» What is needed
Go through the data and copy every line exactly, but not the images.

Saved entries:

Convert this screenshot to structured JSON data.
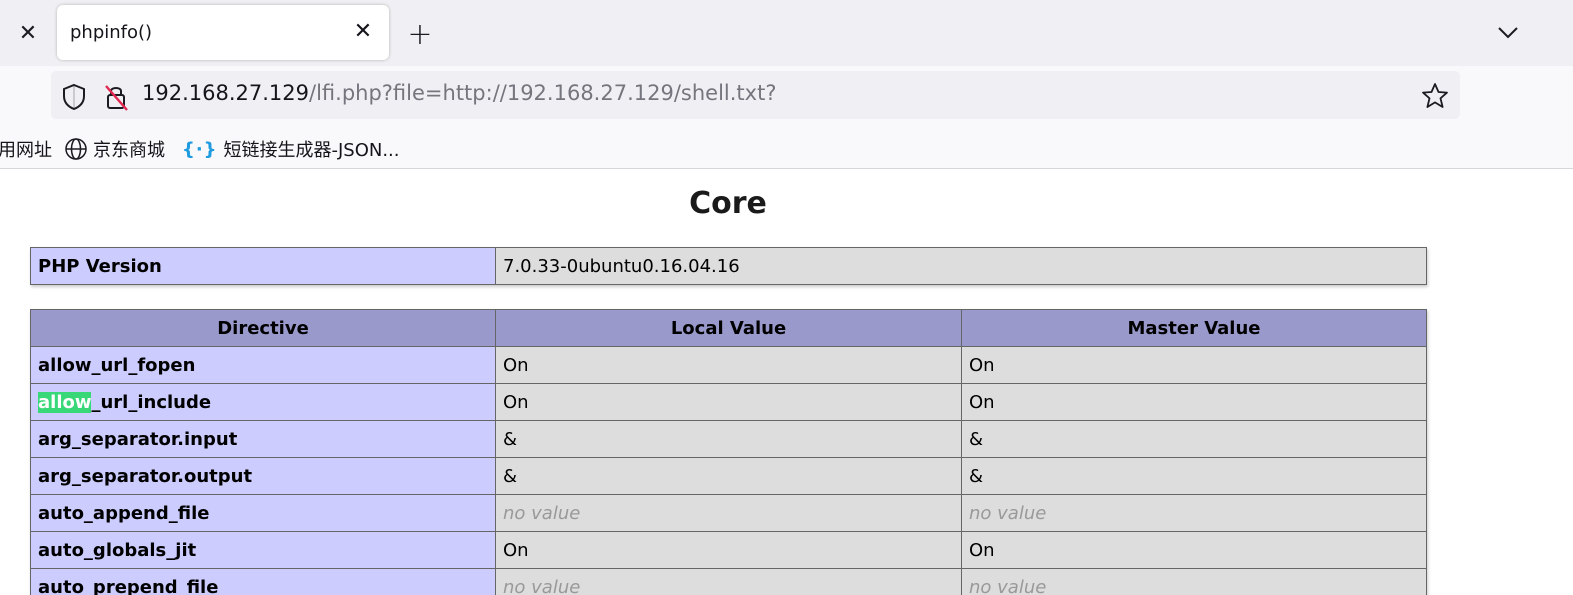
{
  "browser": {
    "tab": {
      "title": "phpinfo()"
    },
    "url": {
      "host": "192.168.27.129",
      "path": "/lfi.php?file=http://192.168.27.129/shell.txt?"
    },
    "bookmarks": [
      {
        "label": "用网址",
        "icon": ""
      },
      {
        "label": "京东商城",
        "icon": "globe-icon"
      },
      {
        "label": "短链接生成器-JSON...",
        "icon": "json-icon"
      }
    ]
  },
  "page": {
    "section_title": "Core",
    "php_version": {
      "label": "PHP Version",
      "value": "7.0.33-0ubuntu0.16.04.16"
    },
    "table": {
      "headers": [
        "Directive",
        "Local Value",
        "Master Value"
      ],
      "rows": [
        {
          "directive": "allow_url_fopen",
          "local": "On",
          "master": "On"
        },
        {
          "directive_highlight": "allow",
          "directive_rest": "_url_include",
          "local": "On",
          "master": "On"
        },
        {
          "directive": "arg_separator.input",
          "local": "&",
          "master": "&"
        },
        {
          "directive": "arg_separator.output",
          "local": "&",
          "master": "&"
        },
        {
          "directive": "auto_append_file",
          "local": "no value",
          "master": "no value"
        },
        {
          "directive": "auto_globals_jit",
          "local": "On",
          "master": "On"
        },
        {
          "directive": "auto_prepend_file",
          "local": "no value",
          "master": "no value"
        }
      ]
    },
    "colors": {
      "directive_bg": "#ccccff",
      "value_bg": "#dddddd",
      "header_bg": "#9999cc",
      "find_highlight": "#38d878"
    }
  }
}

» The completed task
Convert this screenshot to structured JSON data.
{
  "browser": {
    "tab": {
      "title": "phpinfo()"
    },
    "url": {
      "host": "192.168.27.129",
      "path": "/lfi.php?file=http://192.168.27.129/shell.txt?"
    },
    "bookmarks": [
      {
        "label": "用网址",
        "icon": ""
      },
      {
        "label": "京东商城",
        "icon": "globe-icon"
      },
      {
        "label": "短链接生成器-JSON...",
        "icon": "json-icon"
      }
    ]
  },
  "page": {
    "section_title": "Core",
    "php_version": {
      "label": "PHP Version",
      "value": "7.0.33-0ubuntu0.16.04.16"
    },
    "table": {
      "headers": [
        "Directive",
        "Local Value",
        "Master Value"
      ],
      "rows": [
        {
          "directive": "allow_url_fopen",
          "local": "On",
          "master": "On"
        },
        {
          "directive_highlight": "allow",
          "directive_rest": "_url_include",
          "local": "On",
          "master": "On"
        },
        {
          "directive": "arg_separator.input",
          "local": "&",
          "master": "&"
        },
        {
          "directive": "arg_separator.output",
          "local": "&",
          "master": "&"
        },
        {
          "directive": "auto_append_file",
          "local": "no value",
          "master": "no value"
        },
        {
          "directive": "auto_globals_jit",
          "local": "On",
          "master": "On"
        },
        {
          "directive": "auto_prepend_file",
          "local": "no value",
          "master": "no value"
        }
      ]
    },
    "colors": {
      "directive_bg": "#ccccff",
      "value_bg": "#dddddd",
      "header_bg": "#9999cc",
      "find_highlight": "#38d878"
    }
  }
}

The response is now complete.